GIVEN PROBLEM:
Go through the data and copy every line exactly, but not the images.

RECORDS FOR THE EXERCISE:
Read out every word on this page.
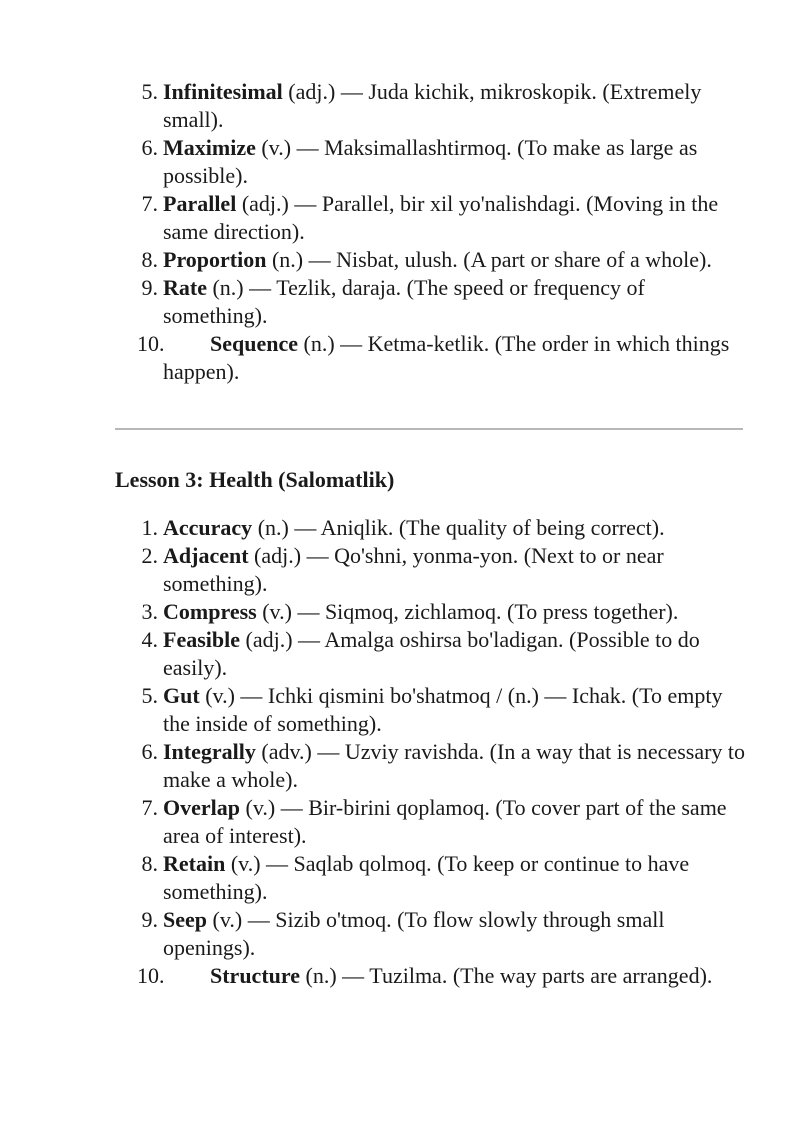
5. Infinitesimal (adj.) — Juda kichik, mikroskopik. (Extremely small).
6. Maximize (v.) — Maksimallashtirmoq. (To make as large as possible).
7. Parallel (adj.) — Parallel, bir xil yo'nalishdagi. (Moving in the same direction).
8. Proportion (n.) — Nisbat, ulush. (A part or share of a whole).
9. Rate (n.) — Tezlik, daraja. (The speed or frequency of something).
10. Sequence (n.) — Ketma-ketlik. (The order in which things happen).
Lesson 3: Health (Salomatlik)
1. Accuracy (n.) — Aniqlik. (The quality of being correct).
2. Adjacent (adj.) — Qo'shni, yonma-yon. (Next to or near something).
3. Compress (v.) — Siqmoq, zichlamoq. (To press together).
4. Feasible (adj.) — Amalga oshirsa bo'ladigan. (Possible to do easily).
5. Gut (v.) — Ichki qismini bo'shatmoq / (n.) — Ichak. (To empty the inside of something).
6. Integrally (adv.) — Uzviy ravishda. (In a way that is necessary to make a whole).
7. Overlap (v.) — Bir-birini qoplamoq. (To cover part of the same area of interest).
8. Retain (v.) — Saqlab qolmoq. (To keep or continue to have something).
9. Seep (v.) — Sizib o'tmoq. (To flow slowly through small openings).
10. Structure (n.) — Tuzilma. (The way parts are arranged).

RESPONSE FOR THIS EXERCISE:
Read out every word on this page.
5. Infinitesimal (adj.) — Juda kichik, mikroskopik. (Extremely small).
6. Maximize (v.) — Maksimallashtirmoq. (To make as large as possible).
7. Parallel (adj.) — Parallel, bir xil yo'nalishdagi. (Moving in the same direction).
8. Proportion (n.) — Nisbat, ulush. (A part or share of a whole).
9. Rate (n.) — Tezlik, daraja. (The speed or frequency of something).
10. Sequence (n.) — Ketma-ketlik. (The order in which things happen).
Lesson 3: Health (Salomatlik)
1. Accuracy (n.) — Aniqlik. (The quality of being correct).
2. Adjacent (adj.) — Qo'shni, yonma-yon. (Next to or near something).
3. Compress (v.) — Siqmoq, zichlamoq. (To press together).
4. Feasible (adj.) — Amalga oshirsa bo'ladigan. (Possible to do easily).
5. Gut (v.) — Ichki qismini bo'shatmoq / (n.) — Ichak. (To empty the inside of something).
6. Integrally (adv.) — Uzviy ravishda. (In a way that is necessary to make a whole).
7. Overlap (v.) — Bir-birini qoplamoq. (To cover part of the same area of interest).
8. Retain (v.) — Saqlab qolmoq. (To keep or continue to have something).
9. Seep (v.) — Sizib o'tmoq. (To flow slowly through small openings).
10. Structure (n.) — Tuzilma. (The way parts are arranged).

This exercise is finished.